Goal: The records below need retyping in full; give them again exactly.

━━ Supplied material

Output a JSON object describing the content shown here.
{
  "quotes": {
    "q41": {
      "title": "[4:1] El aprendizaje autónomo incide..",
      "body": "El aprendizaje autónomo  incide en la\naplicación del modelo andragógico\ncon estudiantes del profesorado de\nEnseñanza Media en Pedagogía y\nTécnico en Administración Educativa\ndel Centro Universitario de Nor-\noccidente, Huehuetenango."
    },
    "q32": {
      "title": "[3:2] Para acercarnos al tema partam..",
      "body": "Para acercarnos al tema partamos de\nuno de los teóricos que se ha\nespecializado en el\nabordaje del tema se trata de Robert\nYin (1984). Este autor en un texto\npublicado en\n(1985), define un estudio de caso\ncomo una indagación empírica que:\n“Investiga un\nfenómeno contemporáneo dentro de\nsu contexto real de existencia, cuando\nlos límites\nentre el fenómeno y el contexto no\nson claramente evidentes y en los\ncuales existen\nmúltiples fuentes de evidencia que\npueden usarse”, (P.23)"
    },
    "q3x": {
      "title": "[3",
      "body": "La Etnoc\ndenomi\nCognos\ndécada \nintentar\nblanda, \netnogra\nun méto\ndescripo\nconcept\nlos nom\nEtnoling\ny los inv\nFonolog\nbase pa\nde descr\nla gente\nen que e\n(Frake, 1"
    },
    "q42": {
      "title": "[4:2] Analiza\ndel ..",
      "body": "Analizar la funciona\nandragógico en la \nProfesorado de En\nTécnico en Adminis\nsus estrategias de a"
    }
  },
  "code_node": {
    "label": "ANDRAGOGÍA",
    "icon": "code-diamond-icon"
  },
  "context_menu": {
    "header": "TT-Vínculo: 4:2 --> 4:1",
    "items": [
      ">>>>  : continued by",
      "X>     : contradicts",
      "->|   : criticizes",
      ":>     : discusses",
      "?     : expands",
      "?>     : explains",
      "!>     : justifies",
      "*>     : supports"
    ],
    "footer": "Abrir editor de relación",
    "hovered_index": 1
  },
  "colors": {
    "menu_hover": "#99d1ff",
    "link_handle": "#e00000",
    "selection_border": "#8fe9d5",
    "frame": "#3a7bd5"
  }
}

━━━━

Exercise output:
Output a JSON object describing the content shown here.
{
  "quotes": {
    "q41": {
      "title": "[4:1] El aprendizaje autónomo incide..",
      "body": "El aprendizaje autónomo  incide en la\naplicación del modelo andragógico\ncon estudiantes del profesorado de\nEnseñanza Media en Pedagogía y\nTécnico en Administración Educativa\ndel Centro Universitario de Nor-\noccidente, Huehuetenango."
    },
    "q32": {
      "title": "[3:2] Para acercarnos al tema partam..",
      "body": "Para acercarnos al tema partamos de\nuno de los teóricos que se ha\nespecializado en el\nabordaje del tema se trata de Robert\nYin (1984). Este autor en un texto\npublicado en\n(1985), define un estudio de caso\ncomo una indagación empírica que:\n“Investiga un\nfenómeno contemporáneo dentro de\nsu contexto real de existencia, cuando\nlos límites\nentre el fenómeno y el contexto no\nson claramente evidentes y en los\ncuales existen\nmúltiples fuentes de evidencia que\npueden usarse”, (P.23)"
    },
    "q3x": {
      "title": "[3",
      "body": "La Etnoc\ndenomi\nCognos\ndécada \nintentar\nblanda, \netnogra\nun méto\ndescripo\nconcept\nlos nom\nEtnoling\ny los inv\nFonolog\nbase pa\nde descr\nla gente\nen que e\n(Frake, 1"
    },
    "q42": {
      "title": "[4:2] Analiza\ndel ..",
      "body": "Analizar la funciona\nandragógico en la \nProfesorado de En\nTécnico en Adminis\nsus estrategias de a"
    }
  },
  "code_node": {
    "label": "ANDRAGOGÍA",
    "icon": "code-diamond-icon"
  },
  "context_menu": {
    "header": "TT-Vínculo: 4:2 --> 4:1",
    "items": [
      ">>>>  : continued by",
      "X>     : contradicts",
      "->|   : criticizes",
      ":>     : discusses",
      "?     : expands",
      "?>     : explains",
      "!>     : justifies",
      "*>     : supports"
    ],
    "footer": "Abrir editor de relación",
    "hovered_index": 1
  },
  "colors": {
    "menu_hover": "#99d1ff",
    "link_handle": "#e00000",
    "selection_border": "#8fe9d5",
    "frame": "#3a7bd5"
  }
}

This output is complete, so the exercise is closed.